● Stated problem
Omit the pictures, then write out every entry exactly as it reads.

● Data to use

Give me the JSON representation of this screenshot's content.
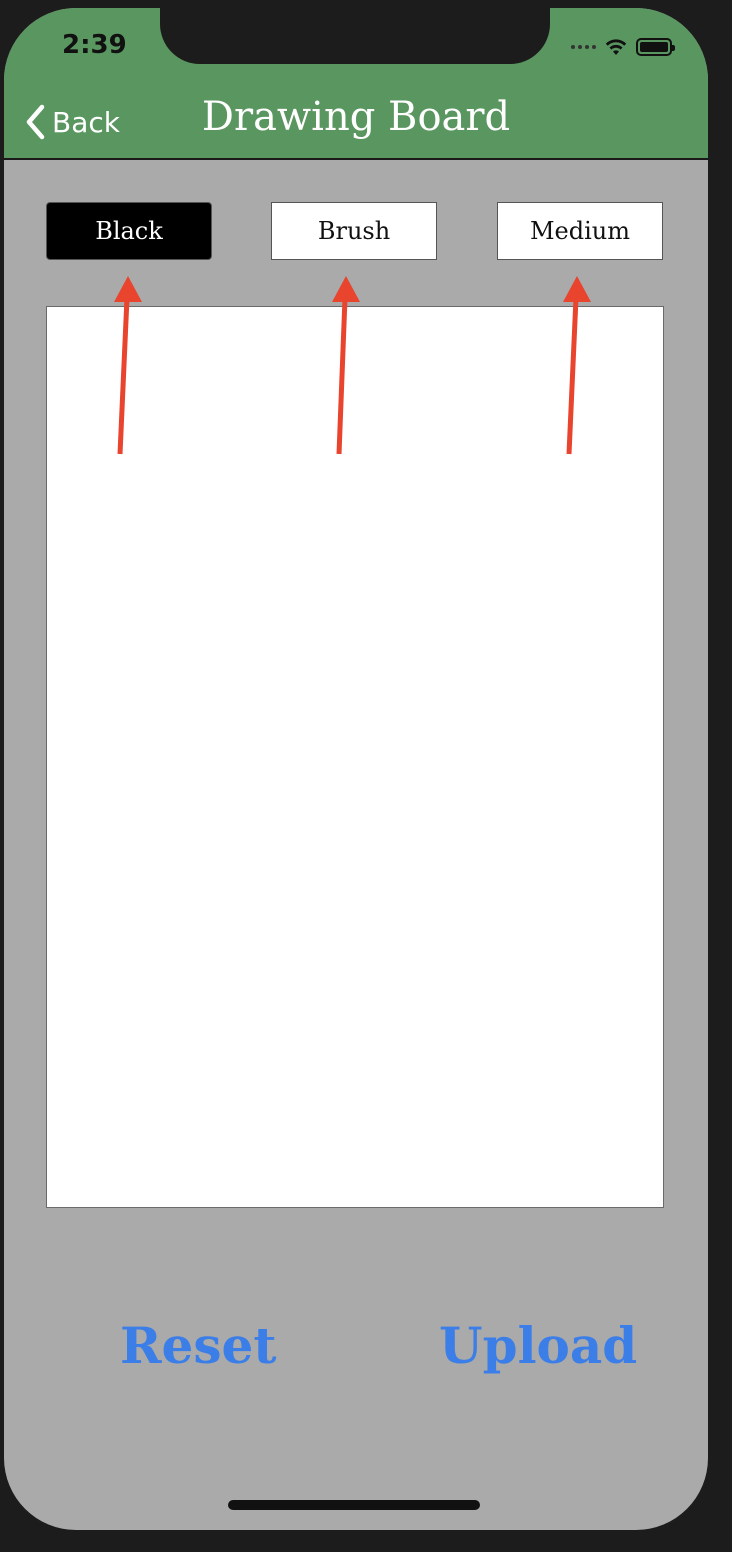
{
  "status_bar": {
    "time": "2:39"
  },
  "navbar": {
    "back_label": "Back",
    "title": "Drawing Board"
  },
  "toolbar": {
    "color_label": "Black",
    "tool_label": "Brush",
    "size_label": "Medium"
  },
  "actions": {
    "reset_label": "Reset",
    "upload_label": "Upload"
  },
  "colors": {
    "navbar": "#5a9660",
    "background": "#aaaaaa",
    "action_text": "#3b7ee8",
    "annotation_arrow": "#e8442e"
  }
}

● Task response
Give me the JSON representation of this screenshot's content.
{
  "status_bar": {
    "time": "2:39"
  },
  "navbar": {
    "back_label": "Back",
    "title": "Drawing Board"
  },
  "toolbar": {
    "color_label": "Black",
    "tool_label": "Brush",
    "size_label": "Medium"
  },
  "actions": {
    "reset_label": "Reset",
    "upload_label": "Upload"
  },
  "colors": {
    "navbar": "#5a9660",
    "background": "#aaaaaa",
    "action_text": "#3b7ee8",
    "annotation_arrow": "#e8442e"
  }
}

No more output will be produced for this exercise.